= EXERCISE =
Give back all the data exactly, line by line.

** begin MATERIAL SHOWN **

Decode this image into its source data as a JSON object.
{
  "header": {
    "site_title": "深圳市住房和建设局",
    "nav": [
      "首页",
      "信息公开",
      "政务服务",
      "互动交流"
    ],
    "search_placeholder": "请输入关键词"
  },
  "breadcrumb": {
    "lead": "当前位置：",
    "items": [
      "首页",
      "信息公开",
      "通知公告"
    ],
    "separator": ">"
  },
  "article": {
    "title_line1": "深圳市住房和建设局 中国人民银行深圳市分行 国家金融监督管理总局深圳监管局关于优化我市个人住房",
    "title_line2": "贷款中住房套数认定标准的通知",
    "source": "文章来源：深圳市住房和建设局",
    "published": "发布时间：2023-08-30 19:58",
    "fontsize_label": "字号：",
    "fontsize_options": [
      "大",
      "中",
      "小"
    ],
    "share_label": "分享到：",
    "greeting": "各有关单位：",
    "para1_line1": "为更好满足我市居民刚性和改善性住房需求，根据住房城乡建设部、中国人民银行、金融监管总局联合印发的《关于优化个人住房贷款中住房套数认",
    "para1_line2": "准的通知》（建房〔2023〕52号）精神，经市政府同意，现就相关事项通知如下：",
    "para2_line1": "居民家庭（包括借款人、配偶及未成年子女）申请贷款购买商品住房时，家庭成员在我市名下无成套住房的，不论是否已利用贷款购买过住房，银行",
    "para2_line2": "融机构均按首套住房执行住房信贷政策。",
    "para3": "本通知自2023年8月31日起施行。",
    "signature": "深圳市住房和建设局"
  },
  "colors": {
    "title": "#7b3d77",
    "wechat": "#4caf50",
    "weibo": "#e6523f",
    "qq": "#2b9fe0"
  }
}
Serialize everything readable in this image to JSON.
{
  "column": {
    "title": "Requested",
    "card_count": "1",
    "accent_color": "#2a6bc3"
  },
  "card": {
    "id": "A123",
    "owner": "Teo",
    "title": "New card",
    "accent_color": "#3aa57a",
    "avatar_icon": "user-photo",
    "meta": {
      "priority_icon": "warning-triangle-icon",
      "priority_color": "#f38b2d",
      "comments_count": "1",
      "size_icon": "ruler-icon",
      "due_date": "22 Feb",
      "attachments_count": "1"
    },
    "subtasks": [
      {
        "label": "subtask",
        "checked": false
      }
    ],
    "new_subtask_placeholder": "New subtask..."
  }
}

** end MATERIAL SHOWN **

= SOLUTION TO THIS EXERCISE =
Decode this image into its source data as a JSON object.
{
  "header": {
    "site_title": "深圳市住房和建设局",
    "nav": [
      "首页",
      "信息公开",
      "政务服务",
      "互动交流"
    ],
    "search_placeholder": "请输入关键词"
  },
  "breadcrumb": {
    "lead": "当前位置：",
    "items": [
      "首页",
      "信息公开",
      "通知公告"
    ],
    "separator": ">"
  },
  "article": {
    "title_line1": "深圳市住房和建设局 中国人民银行深圳市分行 国家金融监督管理总局深圳监管局关于优化我市个人住房",
    "title_line2": "贷款中住房套数认定标准的通知",
    "source": "文章来源：深圳市住房和建设局",
    "published": "发布时间：2023-08-30 19:58",
    "fontsize_label": "字号：",
    "fontsize_options": [
      "大",
      "中",
      "小"
    ],
    "share_label": "分享到：",
    "greeting": "各有关单位：",
    "para1_line1": "为更好满足我市居民刚性和改善性住房需求，根据住房城乡建设部、中国人民银行、金融监管总局联合印发的《关于优化个人住房贷款中住房套数认",
    "para1_line2": "准的通知》（建房〔2023〕52号）精神，经市政府同意，现就相关事项通知如下：",
    "para2_line1": "居民家庭（包括借款人、配偶及未成年子女）申请贷款购买商品住房时，家庭成员在我市名下无成套住房的，不论是否已利用贷款购买过住房，银行",
    "para2_line2": "融机构均按首套住房执行住房信贷政策。",
    "para3": "本通知自2023年8月31日起施行。",
    "signature": "深圳市住房和建设局"
  },
  "colors": {
    "title": "#7b3d77",
    "wechat": "#4caf50",
    "weibo": "#e6523f",
    "qq": "#2b9fe0"
  }
}
Serialize everything readable in this image to JSON.
{
  "column": {
    "title": "Requested",
    "card_count": "1",
    "accent_color": "#2a6bc3"
  },
  "card": {
    "id": "A123",
    "owner": "Teo",
    "title": "New card",
    "accent_color": "#3aa57a",
    "avatar_icon": "user-photo",
    "meta": {
      "priority_icon": "warning-triangle-icon",
      "priority_color": "#f38b2d",
      "comments_count": "1",
      "size_icon": "ruler-icon",
      "due_date": "22 Feb",
      "attachments_count": "1"
    },
    "subtasks": [
      {
        "label": "subtask",
        "checked": false
      }
    ],
    "new_subtask_placeholder": "New subtask..."
  }
}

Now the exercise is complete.